begin INPUT FOR THIS TASK

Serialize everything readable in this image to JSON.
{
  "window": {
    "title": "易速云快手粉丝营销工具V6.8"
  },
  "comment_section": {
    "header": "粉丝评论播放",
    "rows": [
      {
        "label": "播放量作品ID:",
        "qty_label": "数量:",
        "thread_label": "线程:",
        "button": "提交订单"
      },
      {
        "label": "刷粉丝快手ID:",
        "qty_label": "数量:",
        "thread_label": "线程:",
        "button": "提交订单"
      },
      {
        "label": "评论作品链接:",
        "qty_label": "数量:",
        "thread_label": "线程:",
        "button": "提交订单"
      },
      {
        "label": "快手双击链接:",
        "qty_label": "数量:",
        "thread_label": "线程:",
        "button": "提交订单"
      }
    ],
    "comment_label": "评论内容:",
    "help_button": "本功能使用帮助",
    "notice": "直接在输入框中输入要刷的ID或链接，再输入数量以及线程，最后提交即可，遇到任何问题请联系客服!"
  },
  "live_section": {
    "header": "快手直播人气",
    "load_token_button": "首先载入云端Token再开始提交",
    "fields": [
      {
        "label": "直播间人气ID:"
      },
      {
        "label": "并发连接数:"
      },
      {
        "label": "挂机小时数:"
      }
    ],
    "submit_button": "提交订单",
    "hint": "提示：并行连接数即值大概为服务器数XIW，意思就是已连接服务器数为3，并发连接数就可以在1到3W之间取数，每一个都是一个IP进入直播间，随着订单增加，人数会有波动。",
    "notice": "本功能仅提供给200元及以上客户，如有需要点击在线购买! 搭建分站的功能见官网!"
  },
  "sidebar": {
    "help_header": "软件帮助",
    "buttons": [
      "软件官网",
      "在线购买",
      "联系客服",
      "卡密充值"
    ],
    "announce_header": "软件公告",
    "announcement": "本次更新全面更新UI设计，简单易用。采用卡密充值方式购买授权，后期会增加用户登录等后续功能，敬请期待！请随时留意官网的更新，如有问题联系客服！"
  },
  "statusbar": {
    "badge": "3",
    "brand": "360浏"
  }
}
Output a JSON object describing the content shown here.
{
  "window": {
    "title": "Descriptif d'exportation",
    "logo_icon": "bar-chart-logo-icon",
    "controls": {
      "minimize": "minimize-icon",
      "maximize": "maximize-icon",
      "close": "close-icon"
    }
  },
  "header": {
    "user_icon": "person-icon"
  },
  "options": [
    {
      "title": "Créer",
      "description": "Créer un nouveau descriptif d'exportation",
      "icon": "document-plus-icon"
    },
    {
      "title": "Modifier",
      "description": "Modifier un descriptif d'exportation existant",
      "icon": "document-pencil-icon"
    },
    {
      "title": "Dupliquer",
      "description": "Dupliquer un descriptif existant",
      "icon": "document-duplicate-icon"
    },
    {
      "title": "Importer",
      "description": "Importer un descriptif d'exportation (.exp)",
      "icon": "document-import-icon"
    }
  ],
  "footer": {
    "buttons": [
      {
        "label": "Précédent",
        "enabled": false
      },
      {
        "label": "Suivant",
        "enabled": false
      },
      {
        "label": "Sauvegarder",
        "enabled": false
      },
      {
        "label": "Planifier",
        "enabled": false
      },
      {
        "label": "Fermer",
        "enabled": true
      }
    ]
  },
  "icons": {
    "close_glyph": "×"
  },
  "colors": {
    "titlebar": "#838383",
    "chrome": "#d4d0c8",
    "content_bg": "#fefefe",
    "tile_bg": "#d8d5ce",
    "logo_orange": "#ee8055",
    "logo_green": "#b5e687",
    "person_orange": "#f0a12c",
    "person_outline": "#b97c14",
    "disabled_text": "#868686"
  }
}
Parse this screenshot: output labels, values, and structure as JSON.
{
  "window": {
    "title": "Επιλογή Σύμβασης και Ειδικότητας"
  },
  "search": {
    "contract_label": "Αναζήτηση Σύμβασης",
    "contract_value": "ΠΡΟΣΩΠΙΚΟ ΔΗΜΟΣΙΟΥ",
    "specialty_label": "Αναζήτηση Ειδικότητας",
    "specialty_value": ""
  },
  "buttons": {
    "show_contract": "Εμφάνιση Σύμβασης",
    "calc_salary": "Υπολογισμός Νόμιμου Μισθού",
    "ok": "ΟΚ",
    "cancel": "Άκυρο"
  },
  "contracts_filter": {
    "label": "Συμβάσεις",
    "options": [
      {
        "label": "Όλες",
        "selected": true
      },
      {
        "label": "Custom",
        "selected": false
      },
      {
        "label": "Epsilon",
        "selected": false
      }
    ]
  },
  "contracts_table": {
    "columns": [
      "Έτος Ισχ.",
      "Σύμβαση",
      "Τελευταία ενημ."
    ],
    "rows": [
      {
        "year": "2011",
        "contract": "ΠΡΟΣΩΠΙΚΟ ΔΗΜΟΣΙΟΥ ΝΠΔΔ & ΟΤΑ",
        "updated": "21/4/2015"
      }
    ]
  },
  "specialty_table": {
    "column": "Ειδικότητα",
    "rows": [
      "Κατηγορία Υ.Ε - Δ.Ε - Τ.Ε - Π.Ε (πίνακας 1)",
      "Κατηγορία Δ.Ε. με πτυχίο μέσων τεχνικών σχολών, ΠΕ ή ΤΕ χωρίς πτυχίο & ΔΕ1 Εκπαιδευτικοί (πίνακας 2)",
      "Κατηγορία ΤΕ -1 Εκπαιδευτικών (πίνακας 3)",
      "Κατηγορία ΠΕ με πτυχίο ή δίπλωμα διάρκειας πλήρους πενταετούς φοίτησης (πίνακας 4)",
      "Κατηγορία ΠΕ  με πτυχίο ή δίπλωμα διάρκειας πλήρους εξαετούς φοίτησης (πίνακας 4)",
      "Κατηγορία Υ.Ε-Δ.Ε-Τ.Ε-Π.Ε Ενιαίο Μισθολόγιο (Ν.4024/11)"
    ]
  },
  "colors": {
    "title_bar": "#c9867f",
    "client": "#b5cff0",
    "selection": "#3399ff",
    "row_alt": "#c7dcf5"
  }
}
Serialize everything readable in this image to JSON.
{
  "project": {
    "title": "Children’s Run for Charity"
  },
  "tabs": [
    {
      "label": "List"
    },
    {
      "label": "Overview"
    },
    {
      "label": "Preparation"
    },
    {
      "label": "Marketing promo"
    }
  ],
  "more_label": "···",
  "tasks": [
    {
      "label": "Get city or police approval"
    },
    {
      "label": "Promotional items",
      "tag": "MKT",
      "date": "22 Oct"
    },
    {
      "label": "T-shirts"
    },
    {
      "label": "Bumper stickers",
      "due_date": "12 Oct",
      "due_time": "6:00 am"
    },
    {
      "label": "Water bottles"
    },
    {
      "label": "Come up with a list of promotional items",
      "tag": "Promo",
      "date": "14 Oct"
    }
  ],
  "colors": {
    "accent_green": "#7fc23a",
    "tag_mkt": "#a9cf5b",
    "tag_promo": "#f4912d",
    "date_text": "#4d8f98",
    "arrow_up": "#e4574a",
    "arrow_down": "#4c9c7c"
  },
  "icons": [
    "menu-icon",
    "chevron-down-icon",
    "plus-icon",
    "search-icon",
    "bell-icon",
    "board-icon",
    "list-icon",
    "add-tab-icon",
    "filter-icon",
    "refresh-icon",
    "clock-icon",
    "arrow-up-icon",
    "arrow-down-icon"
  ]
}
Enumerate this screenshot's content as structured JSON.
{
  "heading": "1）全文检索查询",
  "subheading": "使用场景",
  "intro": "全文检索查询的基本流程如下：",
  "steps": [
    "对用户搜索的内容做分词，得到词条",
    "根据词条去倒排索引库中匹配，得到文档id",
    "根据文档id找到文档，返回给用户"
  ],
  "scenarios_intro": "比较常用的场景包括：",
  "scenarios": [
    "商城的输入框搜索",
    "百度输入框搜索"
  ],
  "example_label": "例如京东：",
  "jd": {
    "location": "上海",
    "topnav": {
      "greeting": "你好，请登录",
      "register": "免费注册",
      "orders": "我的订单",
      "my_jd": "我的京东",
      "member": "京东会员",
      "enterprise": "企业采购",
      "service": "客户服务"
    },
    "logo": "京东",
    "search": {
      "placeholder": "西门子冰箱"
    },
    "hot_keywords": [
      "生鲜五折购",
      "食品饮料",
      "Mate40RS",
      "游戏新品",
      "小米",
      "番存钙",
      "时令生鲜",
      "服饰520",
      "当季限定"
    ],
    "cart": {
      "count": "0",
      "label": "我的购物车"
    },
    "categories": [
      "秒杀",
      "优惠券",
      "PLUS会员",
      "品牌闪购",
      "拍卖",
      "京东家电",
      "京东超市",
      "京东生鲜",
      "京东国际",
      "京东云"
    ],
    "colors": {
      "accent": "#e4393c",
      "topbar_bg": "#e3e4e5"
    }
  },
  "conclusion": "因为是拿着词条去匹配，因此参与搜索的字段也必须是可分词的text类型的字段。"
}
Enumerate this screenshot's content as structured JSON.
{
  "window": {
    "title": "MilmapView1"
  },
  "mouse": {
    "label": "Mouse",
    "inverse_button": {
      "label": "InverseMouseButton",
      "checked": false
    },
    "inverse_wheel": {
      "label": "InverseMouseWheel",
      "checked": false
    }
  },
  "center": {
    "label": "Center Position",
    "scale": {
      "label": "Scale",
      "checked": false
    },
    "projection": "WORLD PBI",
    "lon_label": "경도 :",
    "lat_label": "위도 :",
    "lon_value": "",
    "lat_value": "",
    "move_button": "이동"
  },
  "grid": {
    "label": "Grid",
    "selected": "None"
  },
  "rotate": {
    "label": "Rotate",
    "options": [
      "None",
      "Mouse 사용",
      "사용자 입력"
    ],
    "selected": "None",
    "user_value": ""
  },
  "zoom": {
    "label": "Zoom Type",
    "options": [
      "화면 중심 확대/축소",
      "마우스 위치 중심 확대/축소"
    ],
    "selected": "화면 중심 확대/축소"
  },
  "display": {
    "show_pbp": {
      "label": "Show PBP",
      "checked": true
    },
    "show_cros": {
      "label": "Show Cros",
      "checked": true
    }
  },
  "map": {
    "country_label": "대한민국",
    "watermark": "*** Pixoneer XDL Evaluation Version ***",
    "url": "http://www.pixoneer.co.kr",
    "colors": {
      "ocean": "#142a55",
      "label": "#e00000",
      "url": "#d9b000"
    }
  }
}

end INPUT FOR THIS TASK

- _PROBLEM DETAILS_
Your answer should be a single number: how many lines in the data above include "notice"?

- _TASK OUTPUT_
2